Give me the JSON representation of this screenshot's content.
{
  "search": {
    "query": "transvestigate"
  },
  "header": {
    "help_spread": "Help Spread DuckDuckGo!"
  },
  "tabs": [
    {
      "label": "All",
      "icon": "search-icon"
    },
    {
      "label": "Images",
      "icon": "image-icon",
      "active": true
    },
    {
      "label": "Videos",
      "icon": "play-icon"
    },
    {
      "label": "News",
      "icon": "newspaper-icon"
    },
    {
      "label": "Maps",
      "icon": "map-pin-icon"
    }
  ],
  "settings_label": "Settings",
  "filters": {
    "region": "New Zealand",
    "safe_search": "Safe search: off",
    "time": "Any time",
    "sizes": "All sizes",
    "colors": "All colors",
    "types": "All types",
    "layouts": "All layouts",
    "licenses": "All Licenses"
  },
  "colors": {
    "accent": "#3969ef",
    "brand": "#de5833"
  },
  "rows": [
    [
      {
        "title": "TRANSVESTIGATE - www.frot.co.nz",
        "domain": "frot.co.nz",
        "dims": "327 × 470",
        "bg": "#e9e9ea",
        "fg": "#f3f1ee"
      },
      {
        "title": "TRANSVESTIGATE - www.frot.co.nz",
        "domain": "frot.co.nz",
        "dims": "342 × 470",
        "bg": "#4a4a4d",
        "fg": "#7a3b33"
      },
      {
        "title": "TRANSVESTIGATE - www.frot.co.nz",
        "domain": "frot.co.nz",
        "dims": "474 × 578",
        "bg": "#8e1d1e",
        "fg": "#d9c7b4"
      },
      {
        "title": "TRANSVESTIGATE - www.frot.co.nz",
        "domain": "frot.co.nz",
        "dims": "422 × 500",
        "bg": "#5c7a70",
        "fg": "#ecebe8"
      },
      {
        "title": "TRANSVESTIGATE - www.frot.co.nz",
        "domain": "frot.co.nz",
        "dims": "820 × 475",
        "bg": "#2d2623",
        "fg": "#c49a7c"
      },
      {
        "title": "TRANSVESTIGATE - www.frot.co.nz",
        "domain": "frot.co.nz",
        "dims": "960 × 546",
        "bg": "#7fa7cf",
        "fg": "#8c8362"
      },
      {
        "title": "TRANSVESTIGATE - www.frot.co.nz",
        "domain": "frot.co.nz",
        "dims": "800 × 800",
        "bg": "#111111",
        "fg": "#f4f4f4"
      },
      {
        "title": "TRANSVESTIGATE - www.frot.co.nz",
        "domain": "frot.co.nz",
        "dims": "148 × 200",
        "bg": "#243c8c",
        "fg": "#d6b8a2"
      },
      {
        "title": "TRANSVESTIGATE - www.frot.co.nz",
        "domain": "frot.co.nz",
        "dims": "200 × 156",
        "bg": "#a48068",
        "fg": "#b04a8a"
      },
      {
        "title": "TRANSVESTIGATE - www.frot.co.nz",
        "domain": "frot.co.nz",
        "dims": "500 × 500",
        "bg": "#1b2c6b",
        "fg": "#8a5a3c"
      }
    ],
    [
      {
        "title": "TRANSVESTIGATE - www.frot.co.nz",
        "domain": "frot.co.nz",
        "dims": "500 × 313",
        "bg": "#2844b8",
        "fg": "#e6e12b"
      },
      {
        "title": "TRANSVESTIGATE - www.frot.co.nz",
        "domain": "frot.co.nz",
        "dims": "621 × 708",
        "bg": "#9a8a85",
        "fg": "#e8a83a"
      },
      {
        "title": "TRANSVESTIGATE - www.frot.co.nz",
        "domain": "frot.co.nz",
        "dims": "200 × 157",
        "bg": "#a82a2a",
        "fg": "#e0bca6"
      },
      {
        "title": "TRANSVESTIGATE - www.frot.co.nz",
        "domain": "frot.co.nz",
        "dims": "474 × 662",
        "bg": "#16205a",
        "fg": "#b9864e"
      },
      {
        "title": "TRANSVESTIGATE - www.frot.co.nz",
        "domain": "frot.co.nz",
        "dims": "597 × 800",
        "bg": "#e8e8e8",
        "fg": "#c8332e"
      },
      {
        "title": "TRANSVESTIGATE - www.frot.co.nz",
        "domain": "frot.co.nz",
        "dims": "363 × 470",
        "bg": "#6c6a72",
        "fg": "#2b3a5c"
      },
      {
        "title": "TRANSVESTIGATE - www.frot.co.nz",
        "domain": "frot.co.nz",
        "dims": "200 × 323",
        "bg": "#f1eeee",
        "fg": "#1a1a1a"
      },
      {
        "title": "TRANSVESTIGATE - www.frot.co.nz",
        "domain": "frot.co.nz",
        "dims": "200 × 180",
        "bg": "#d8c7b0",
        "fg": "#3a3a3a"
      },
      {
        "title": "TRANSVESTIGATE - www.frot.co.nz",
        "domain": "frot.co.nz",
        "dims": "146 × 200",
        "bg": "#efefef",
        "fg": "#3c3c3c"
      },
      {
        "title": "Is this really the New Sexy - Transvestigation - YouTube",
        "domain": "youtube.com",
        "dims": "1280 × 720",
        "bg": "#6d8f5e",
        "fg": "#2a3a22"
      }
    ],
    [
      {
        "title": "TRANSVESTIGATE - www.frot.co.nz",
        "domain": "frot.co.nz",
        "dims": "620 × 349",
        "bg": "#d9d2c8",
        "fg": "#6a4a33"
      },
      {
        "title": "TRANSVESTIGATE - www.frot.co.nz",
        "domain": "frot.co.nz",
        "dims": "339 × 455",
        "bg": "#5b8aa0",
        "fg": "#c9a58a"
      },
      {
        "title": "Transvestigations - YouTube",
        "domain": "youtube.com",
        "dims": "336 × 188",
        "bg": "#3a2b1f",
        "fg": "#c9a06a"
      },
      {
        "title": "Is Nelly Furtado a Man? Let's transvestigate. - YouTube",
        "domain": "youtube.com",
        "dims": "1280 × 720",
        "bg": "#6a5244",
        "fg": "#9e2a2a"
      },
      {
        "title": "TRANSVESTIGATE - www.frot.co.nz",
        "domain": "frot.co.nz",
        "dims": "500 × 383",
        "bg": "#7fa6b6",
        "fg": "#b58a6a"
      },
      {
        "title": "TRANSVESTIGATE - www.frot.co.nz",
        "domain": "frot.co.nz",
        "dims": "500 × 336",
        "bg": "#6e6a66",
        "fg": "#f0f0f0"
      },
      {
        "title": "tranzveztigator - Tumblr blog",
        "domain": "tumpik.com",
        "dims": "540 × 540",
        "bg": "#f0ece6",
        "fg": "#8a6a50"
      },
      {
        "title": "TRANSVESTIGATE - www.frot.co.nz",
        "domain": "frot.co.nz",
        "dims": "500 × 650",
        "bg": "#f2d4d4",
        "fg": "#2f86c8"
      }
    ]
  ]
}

+ + + + +

Pull out all lines containing "this".

Give me the JSON representation of this screenshot's content.
        "title": "Is this really the New Sexy - Transvestigation - YouTube",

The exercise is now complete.